*Selection*:
- - - - - - -

The Secrets of Spinning Straw into Gold?

Carol A. Hand

What is the best you can imagine? This may sound like an easy question to answer, but it has proven to be extraordinarily difficult for the students, staff, and communities I worked with in the past to respond in affirmative ways. It was far easier for most people to list all of the problems and reasons why it would be impossible to change things. You know, the “yes – but” response that is voiced when discussing potential solutions. It’s equally difficult for me to answer this question for myself at this point in my life. And yet, it’s one I need to ponder. All of my initial answers share one common thread – the need to focus on feasible future solutions rather than problems. It’s crucial to have some awareness of past and present issues, and past and present attempts to solve problems. But even more important is the ability to imagine what could be.

Thursday’s Thanksgiving dinner with my daughter and grandchildren left me pondering which of the four possibilities for solution-focused action feels “right” for me now. (One of the underlying tenets of Ojibwe culture is the principle of “doing things when the time is right” – having the skill and patience to read one’s environment and undertake projects when the time has come.) I have already explored the feasibility of actually taking on each of the flowing four possibilities as a project during the past three years of retirement: healing historical trauma; transforming local education; providing elders with a forum for sharing their life stories; and sharing the legacy of Ogimaa’s efforts to protect Ojibwe children. (Ogimaa means leader or chief.) Only one feels “right” for me now. Perhaps when I finish, the time will be right to take on another.

- - - - - - -

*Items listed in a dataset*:

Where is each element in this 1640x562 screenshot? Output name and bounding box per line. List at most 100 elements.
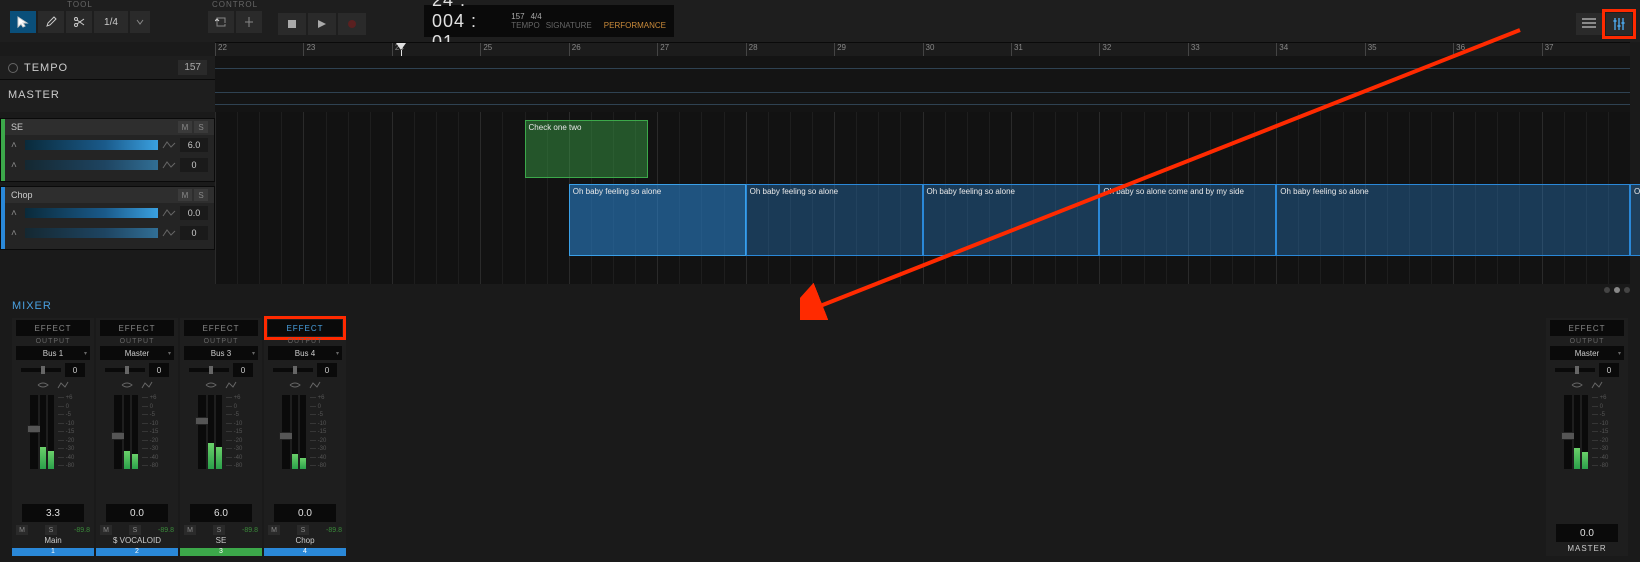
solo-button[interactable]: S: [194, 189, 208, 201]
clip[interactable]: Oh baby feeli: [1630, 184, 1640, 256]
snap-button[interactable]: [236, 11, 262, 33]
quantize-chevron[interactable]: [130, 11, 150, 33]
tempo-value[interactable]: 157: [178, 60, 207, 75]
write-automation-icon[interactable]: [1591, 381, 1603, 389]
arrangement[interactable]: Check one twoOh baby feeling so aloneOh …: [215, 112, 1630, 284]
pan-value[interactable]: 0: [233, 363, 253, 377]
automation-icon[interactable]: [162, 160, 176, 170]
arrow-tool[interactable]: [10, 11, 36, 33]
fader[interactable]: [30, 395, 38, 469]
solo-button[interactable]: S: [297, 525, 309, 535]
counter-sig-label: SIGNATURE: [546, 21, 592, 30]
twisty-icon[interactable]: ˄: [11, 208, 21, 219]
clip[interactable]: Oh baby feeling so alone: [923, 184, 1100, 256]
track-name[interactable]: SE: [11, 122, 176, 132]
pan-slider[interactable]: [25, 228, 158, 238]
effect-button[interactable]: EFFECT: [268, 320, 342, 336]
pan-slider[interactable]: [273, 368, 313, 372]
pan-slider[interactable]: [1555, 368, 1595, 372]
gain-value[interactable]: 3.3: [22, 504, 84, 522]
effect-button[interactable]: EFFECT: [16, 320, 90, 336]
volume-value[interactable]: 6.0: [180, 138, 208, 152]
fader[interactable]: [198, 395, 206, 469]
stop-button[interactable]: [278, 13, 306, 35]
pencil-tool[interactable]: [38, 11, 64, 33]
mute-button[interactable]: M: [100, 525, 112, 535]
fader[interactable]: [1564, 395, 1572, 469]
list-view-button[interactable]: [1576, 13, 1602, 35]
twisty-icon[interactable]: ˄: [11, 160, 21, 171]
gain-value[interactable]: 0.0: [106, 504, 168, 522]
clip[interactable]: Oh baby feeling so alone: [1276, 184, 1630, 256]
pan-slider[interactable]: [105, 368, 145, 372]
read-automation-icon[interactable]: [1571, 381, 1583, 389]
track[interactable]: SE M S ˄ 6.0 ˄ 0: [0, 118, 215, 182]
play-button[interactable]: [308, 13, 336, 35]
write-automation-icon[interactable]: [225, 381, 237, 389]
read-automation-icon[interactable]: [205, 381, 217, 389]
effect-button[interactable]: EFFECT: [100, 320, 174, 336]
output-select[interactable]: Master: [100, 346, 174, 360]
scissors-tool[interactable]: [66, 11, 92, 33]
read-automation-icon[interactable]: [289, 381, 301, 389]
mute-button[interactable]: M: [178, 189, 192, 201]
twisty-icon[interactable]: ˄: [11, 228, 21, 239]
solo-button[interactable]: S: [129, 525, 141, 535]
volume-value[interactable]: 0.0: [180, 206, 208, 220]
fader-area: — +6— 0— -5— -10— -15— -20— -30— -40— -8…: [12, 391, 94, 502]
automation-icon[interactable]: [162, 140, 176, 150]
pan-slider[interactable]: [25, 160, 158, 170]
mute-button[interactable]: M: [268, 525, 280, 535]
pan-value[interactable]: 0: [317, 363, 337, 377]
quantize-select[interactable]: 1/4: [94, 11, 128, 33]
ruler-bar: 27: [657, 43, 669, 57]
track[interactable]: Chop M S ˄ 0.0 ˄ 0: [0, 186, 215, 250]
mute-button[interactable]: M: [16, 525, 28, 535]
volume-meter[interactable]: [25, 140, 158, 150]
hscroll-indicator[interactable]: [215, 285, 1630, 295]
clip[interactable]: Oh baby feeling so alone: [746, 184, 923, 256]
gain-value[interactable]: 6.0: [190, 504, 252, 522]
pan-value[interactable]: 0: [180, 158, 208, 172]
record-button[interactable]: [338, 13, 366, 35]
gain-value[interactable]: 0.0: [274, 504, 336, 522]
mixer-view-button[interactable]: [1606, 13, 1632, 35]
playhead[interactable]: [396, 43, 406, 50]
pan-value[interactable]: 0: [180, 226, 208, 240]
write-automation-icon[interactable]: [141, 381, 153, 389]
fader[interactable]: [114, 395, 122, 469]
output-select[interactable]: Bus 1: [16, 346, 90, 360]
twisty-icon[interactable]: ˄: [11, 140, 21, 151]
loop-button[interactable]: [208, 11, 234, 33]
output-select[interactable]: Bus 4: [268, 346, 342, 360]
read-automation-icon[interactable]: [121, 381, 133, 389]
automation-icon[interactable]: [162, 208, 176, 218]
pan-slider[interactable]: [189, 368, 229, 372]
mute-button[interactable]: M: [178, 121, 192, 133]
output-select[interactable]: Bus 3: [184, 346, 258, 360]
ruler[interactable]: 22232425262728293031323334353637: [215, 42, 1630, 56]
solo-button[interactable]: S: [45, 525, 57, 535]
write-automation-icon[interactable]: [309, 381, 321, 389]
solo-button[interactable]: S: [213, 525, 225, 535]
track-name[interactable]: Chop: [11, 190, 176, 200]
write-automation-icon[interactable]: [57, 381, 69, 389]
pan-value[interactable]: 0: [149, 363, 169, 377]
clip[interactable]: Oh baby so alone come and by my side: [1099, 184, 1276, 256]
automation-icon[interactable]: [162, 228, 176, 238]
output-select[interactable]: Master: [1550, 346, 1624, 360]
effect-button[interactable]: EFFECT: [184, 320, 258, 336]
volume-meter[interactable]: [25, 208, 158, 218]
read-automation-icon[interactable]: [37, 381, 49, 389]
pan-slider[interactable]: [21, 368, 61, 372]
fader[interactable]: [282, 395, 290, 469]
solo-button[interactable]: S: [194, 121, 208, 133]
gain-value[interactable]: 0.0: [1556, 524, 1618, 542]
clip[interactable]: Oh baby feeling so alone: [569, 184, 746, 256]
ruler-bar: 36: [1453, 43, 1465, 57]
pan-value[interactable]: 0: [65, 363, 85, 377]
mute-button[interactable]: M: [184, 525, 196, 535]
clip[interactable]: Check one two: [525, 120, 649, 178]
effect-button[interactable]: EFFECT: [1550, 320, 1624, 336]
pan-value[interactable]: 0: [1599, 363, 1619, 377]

- - - - - - -

*Required work*:
a – In the essay, what does the word Ogimaa mean?
b – Set down the passage of the essay starting at "Thursday’s Thanksgiving dinner" and ending at "take on another.".
The data has no connection to the essay.

*Task-by-task answers*:
a – Ogimaa means leader or chief.

b –
Thursday’s Thanksgiving dinner with my daughter and grandchildren left me pondering which of the four possibilities for solution-focused action feels “right” for me now. (One of the underlying tenets of Ojibwe culture is the principle of “doing things when the time is right” – having the skill and patience to read one’s environment and undertake projects when the time has come.) I have already explored the feasibility of actually taking on each of the flowing four possibilities as a project during the past three years of retirement: healing historical trauma; transforming local education; providing elders with a forum for sharing their life stories; and sharing the legacy of Ogimaa’s efforts to protect Ojibwe children. (Ogimaa means leader or chief.) Only one feels “right” for me now. Perhaps when I finish, the time will be right to take on another.